[Aim] Give back exactly the lines starting at the one with "Read out every word on this page." and ending at the last line of the data below. Pictures are not part of the copy.

[Begin]

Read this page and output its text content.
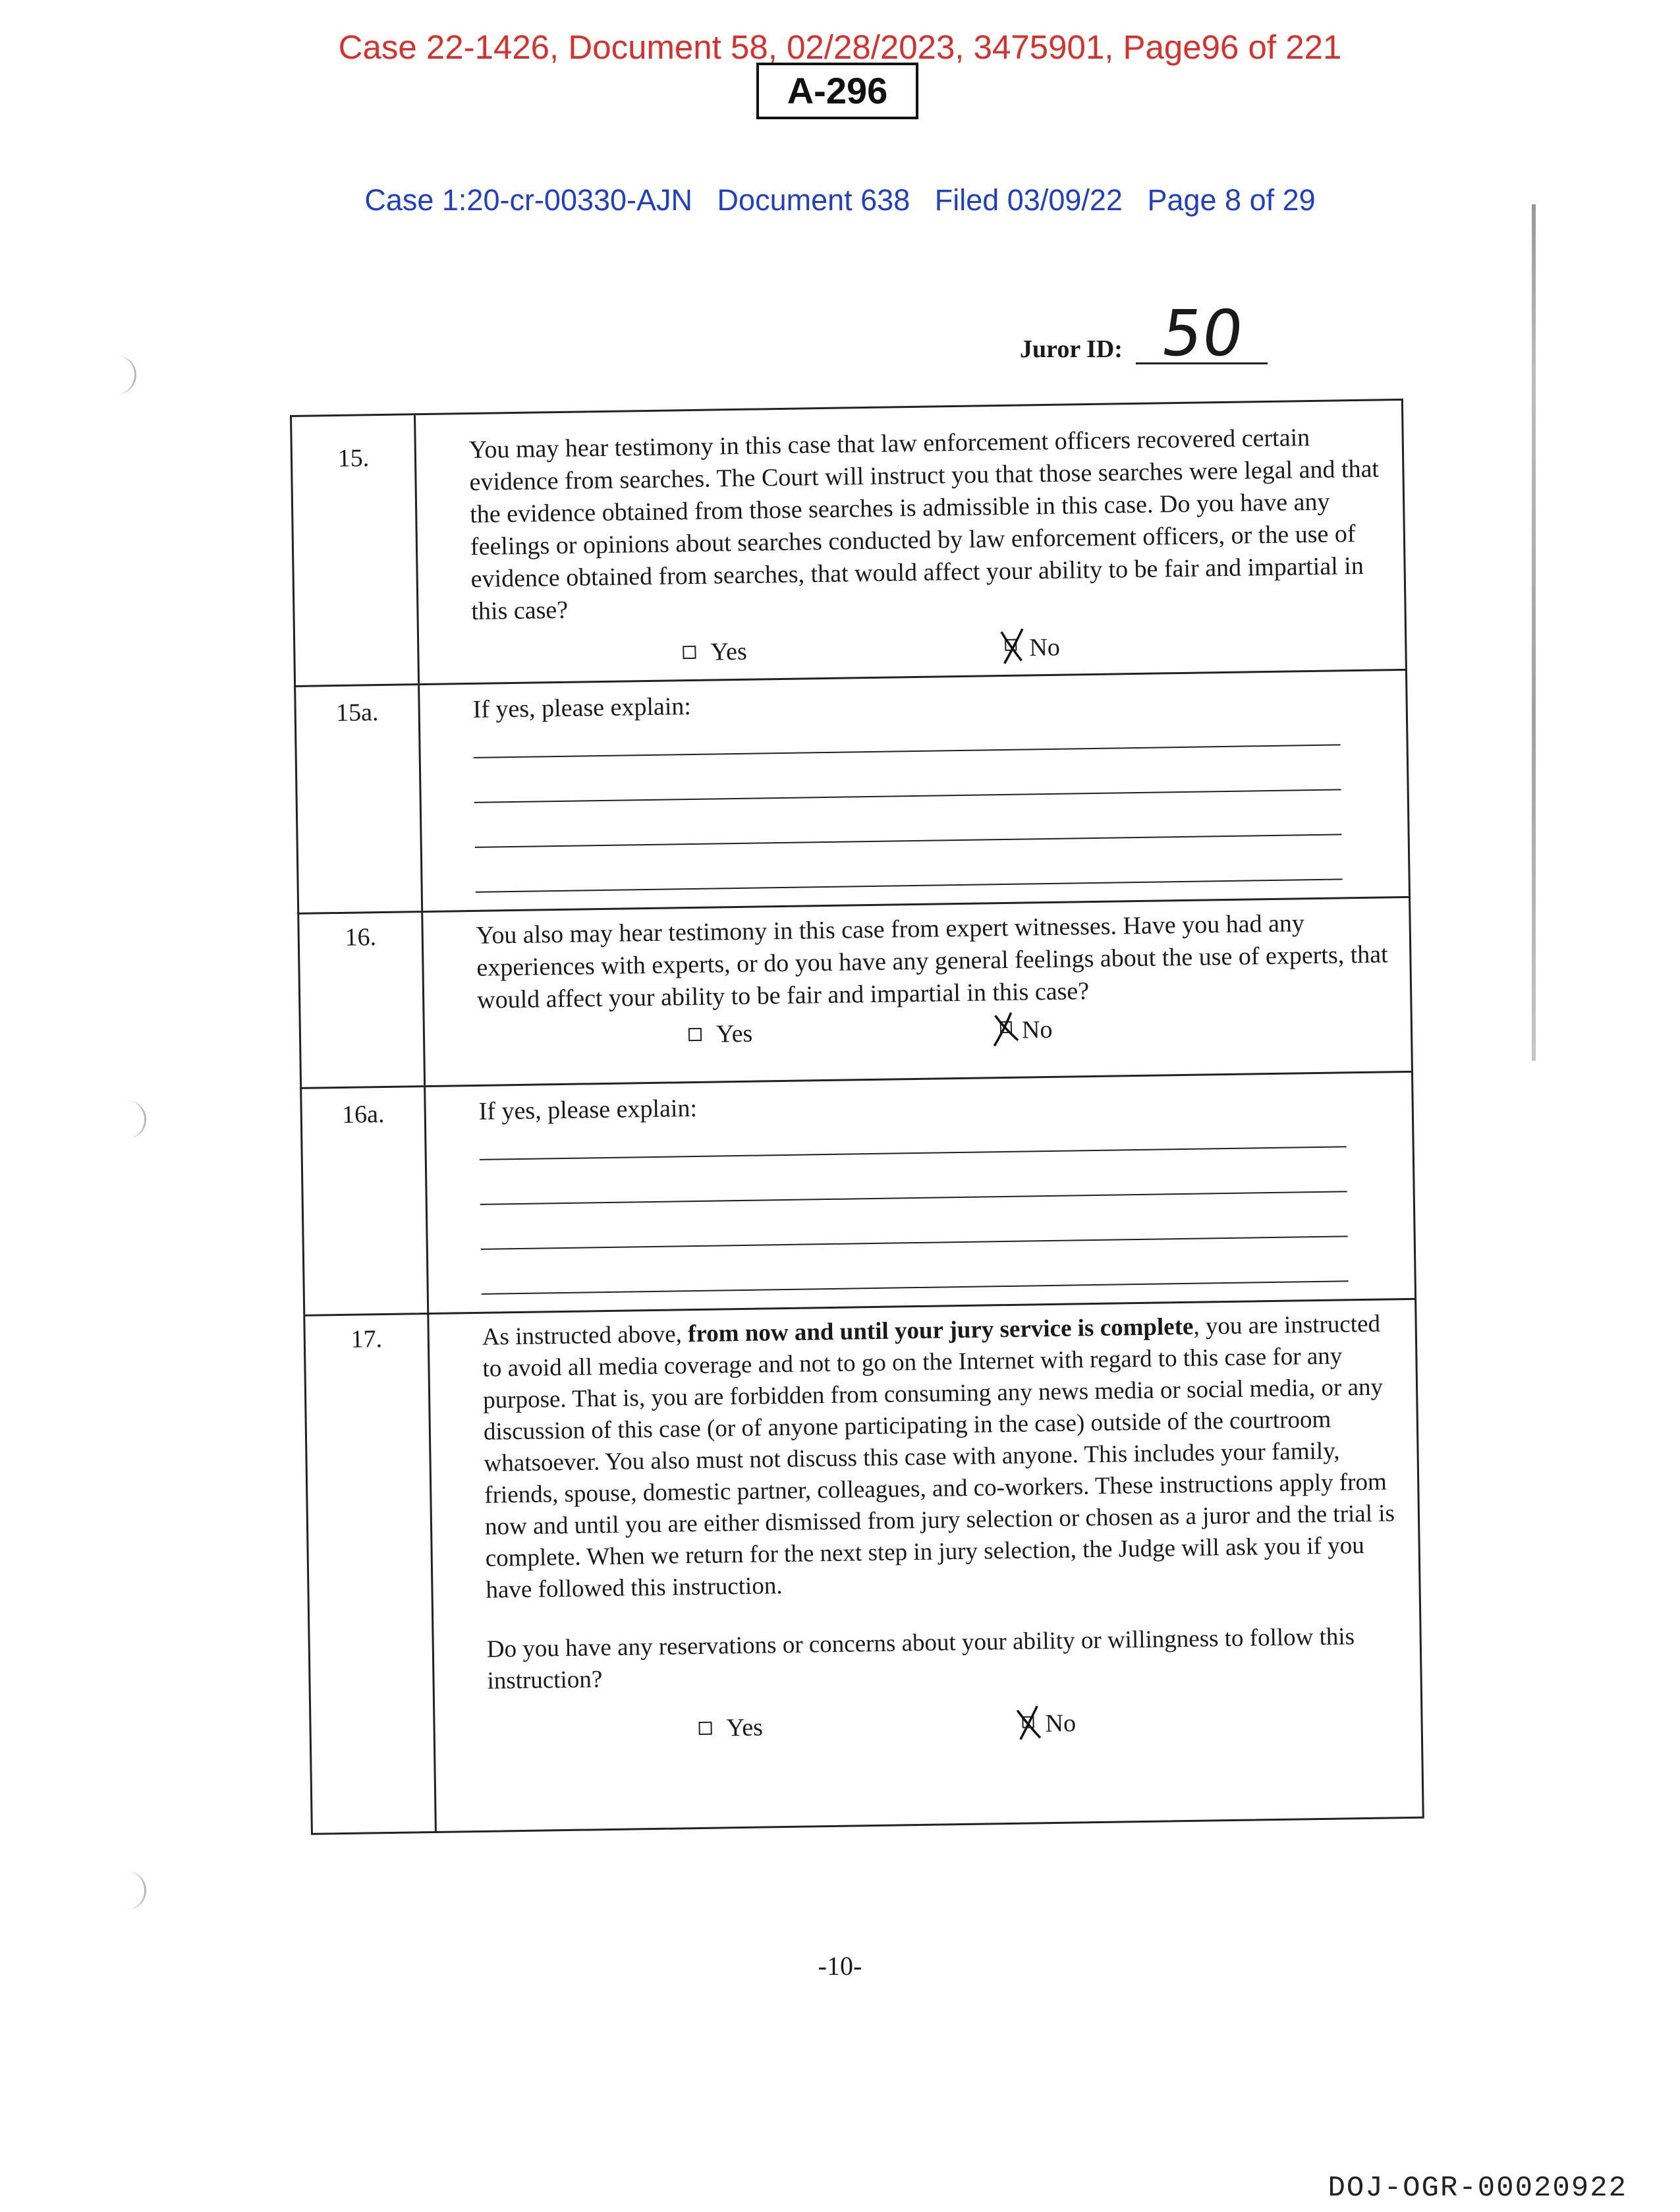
Case 22-1426, Document 58, 02/28/2023, 3475901, Page96 of 221
A-296
Case 1:20-cr-00330-AJN   Document 638   Filed 03/09/22   Page 8 of 29
Juror ID: 50
15.	You may hear testimony in this case that law enforcement officers recovered certain evidence from searches. The Court will instruct you that those searches were legal and that the evidence obtained from those searches is admissible in this case. Do you have any feelings or opinions about searches conducted by law enforcement officers, or the use of evidence obtained from searches, that would affect your ability to be fair and impartial in this case?

Yes	No
15a.	If yes, please explain:

16.	You also may hear testimony in this case from expert witnesses. Have you had any experiences with experts, or do you have any general feelings about the use of experts, that would affect your ability to be fair and impartial in this case?

Yes	No
16a.	If yes, please explain:

17.	As instructed above, from now and until your jury service is complete, you are instructed to avoid all media coverage and not to go on the Internet with regard to this case for any purpose. That is, you are forbidden from consuming any news media or social media, or any discussion of this case (or of anyone participating in the case) outside of the courtroom whatsoever. You also must not discuss this case with anyone. This includes your family, friends, spouse, domestic partner, colleagues, and co-workers. These instructions apply from now and until you are either dismissed from jury selection or chosen as a juror and the trial is complete. When we return for the next step in jury selection, the Judge will ask you if you have followed this instruction.

Do you have any reservations or concerns about your ability or willingness to follow this instruction?

Yes	No
-10-
DOJ-OGR-00020922
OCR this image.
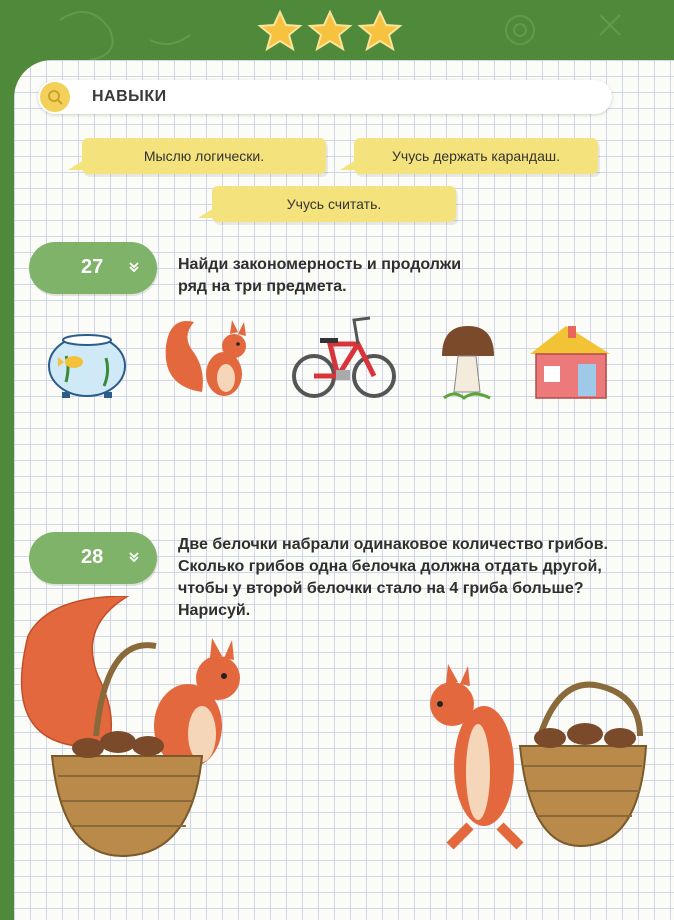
НАВЫКИ
Мыслю логически.	Учусь держать карандаш.
Учусь считать.
27	Найди закономерность и продолжи

ряд на три предмета.

28

Две белочки набрали одинаковое количество грибов.

Сколько грибов одна белочка должна отдать другой,

чтобы у второй белочки стало на 4 гриба больше?

Нарисуй.
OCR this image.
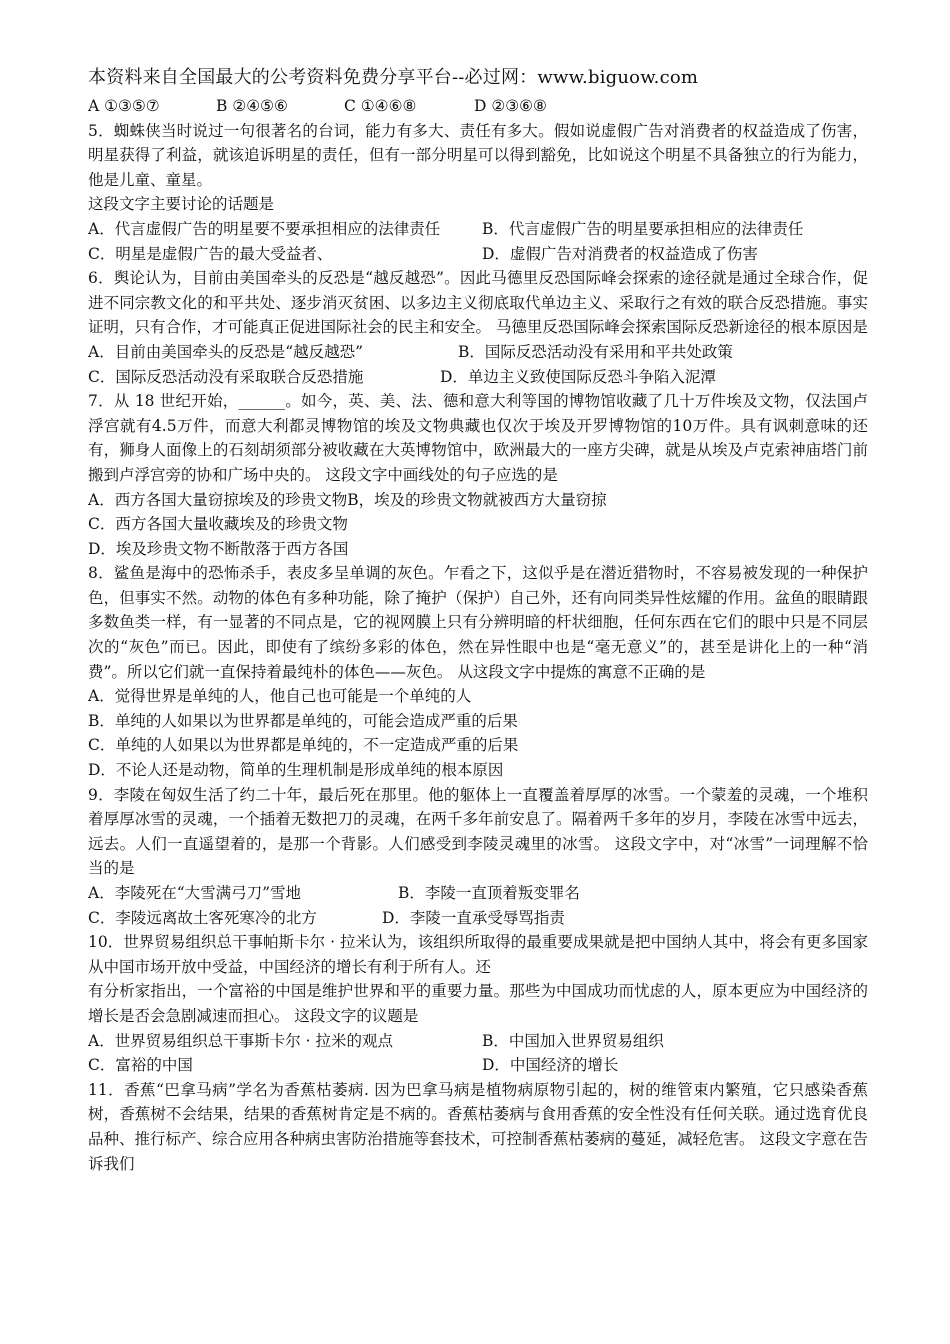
本资料来自全国最大的公考资料免费分享平台--必过网：www.biguow.com
A ①③⑤⑦	B ②④⑤⑥	C ①④⑥⑧	D ②③⑥⑧

5．蜘蛛侠当时说过一句很著名的台词，能力有多大、责任有多大。假如说虚假广告对消费者的权益造成了伤害，明星获得了利益，就该追诉明星的责任，但有一部分明星可以得到豁免，比如说这个明星不具备独立的行为能力，他是儿童、童星。

这段文字主要讨论的话题是

A．代言虚假广告的明星要不要承担相应的法律责任	B．代言虚假广告的明星要承担相应的法律责任
C．明星是虚假广告的最大受益者、	D．虚假广告对消费者的权益造成了伤害

6．舆论认为，目前由美国牵头的反恐是“越反越恐”。因此马德里反恐国际峰会探索的途径就是通过全球合作，促进不同宗教文化的和平共处、逐步消灭贫困、以多边主义彻底取代单边主义、采取行之有效的联合反恐措施。事实证明，只有合作，才可能真正促进国际社会的民主和安全。 马德里反恐国际峰会探索国际反恐新途径的根本原因是

A．目前由美国牵头的反恐是“越反越恐”	B．国际反恐活动没有采用和平共处政策
C．国际反恐活动没有采取联合反恐措施	D．单边主义致使国际反恐斗争陷入泥潭

7．从 18 世纪开始，______。如今，英、美、法、德和意大利等国的博物馆收藏了几十万件埃及文物，仅法国卢浮宫就有4.5万件，而意大利都灵博物馆的埃及文物典藏也仅次于埃及开罗博物馆的10万件。具有讽刺意味的还有，狮身人面像上的石刻胡须部分被收藏在大英博物馆中，欧洲最大的一座方尖碑，就是从埃及卢克索神庙塔门前搬到卢浮宫旁的协和广场中央的。 这段文字中画线处的句子应选的是

A．西方各国大量窃掠埃及的珍贵文物B，埃及的珍贵文物就被西方大量窃掠

C．西方各国大量收藏埃及的珍贵文物

D．埃及珍贵文物不断散落于西方各国

8．鲨鱼是海中的恐怖杀手，表皮多呈单调的灰色。乍看之下，这似乎是在潜近猎物时，不容易被发现的一种保护色，但事实不然。动物的体色有多种功能，除了掩护（保护）自己外，还有向同类异性炫耀的作用。盆鱼的眼睛跟多数鱼类一样，有一显著的不同点是，它的视网膜上只有分辨明暗的杆状细胞，任何东西在它们的眼中只是不同层次的“灰色”而已。因此，即使有了缤纷多彩的体色，然在异性眼中也是“毫无意义”的，甚至是讲化上的一种“消费”。所以它们就一直保持着最纯朴的体色——灰色。 从这段文字中提炼的寓意不正确的是

A．觉得世界是单纯的人，他自己也可能是一个单纯的人

B．单纯的人如果以为世界都是单纯的，可能会造成严重的后果

C．单纯的人如果以为世界都是单纯的，不一定造成严重的后果

D．不论人还是动物，简单的生理机制是形成单纯的根本原因

9．李陵在匈奴生活了约二十年，最后死在那里。他的躯体上一直覆盖着厚厚的冰雪。一个蒙羞的灵魂，一个堆积着厚厚冰雪的灵魂，一个插着无数把刀的灵魂，在两千多年前安息了。隔着两千多年的岁月，李陵在冰雪中远去，远去。人们一直遥望着的，是那一个背影。人们感受到李陵灵魂里的冰雪。 这段文字中，对“冰雪”一词理解不恰当的是

A．李陵死在“大雪满弓刀”雪地	B．李陵一直顶着叛变罪名
C．李陵远离故土客死寒冷的北方	D．李陵一直承受辱骂指责

10．世界贸易组织总干事帕斯卡尔 · 拉米认为，该组织所取得的最重要成果就是把中国纳人其中，将会有更多国家从中国市场开放中受益，中国经济的增长有利于所有人。还

有分析家指出，一个富裕的中国是维护世界和平的重要力量。那些为中国成功而忧虑的人，原本更应为中国经济的增长是否会急剧减速而担心。 这段文字的议题是

A．世界贸易组织总干事斯卡尔 · 拉米的观点	B．中国加入世界贸易组织
C．富裕的中国	D．中国经济的增长

11．香蕉“巴拿马病”学名为香蕉枯萎病. 因为巴拿马病是植物病原物引起的，树的维管束内繁殖，它只感染香蕉树，香蕉树不会结果，结果的香蕉树肯定是不病的。香蕉枯萎病与食用香蕉的安全性没有任何关联。通过选育优良品种、推行标产、综合应用各种病虫害防治措施等套技术，可控制香蕉枯萎病的蔓延，减轻危害。 这段文字意在告诉我们
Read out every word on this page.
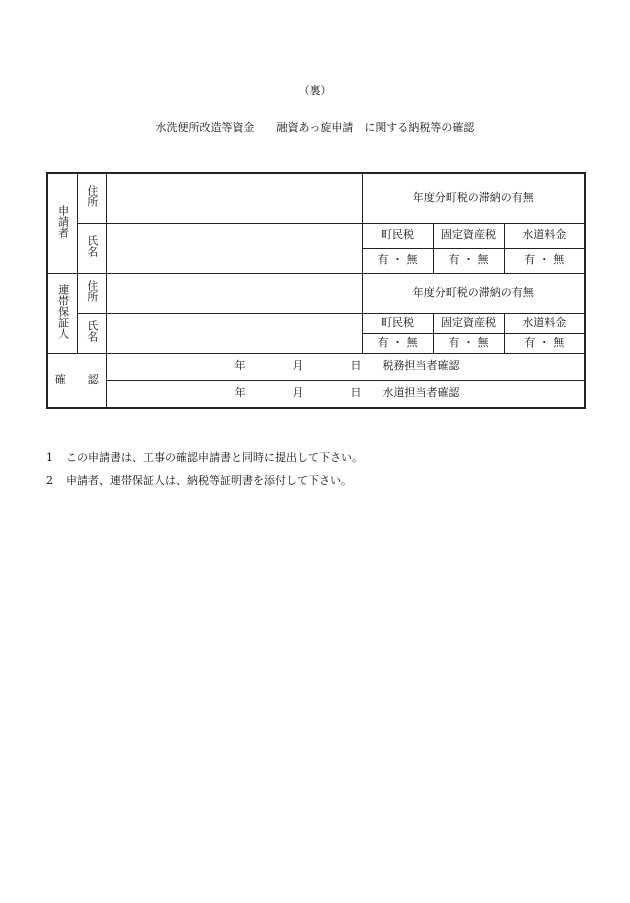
（裏）
水洗便所改造等資金　　融資あっ旋申請　に関する納税等の確認
申請者	住所		年度分町税の滞納の有無		
	氏名		町民税	固定資産税	水道料金
			有 ・ 無	有 ・ 無	有 ・ 無
連帯保証人	住所		年度分町税の滞納の有無		
	氏名		町民税	固定資産税	水道料金
			有 ・ 無	有 ・ 無	有 ・ 無
確　　認		年 月 日 税務担当者確認			

		年 月 日 水道担当者確認			
1 この申請書は、工事の確認申請書と同時に提出して下さい。
2 申請者、連帯保証人は、納税等証明書を添付して下さい。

[End]

[Full answer]
Read out every word on this page.
（裏）
水洗便所改造等資金　　融資あっ旋申請　に関する納税等の確認
申請者	住所		年度分町税の滞納の有無		
	氏名		町民税	固定資産税	水道料金
			有 ・ 無	有 ・ 無	有 ・ 無
連帯保証人	住所		年度分町税の滞納の有無		
	氏名		町民税	固定資産税	水道料金
			有 ・ 無	有 ・ 無	有 ・ 無
確　　認		年 月 日 税務担当者確認			

		年 月 日 水道担当者確認			
1 この申請書は、工事の確認申請書と同時に提出して下さい。
2 申請者、連帯保証人は、納税等証明書を添付して下さい。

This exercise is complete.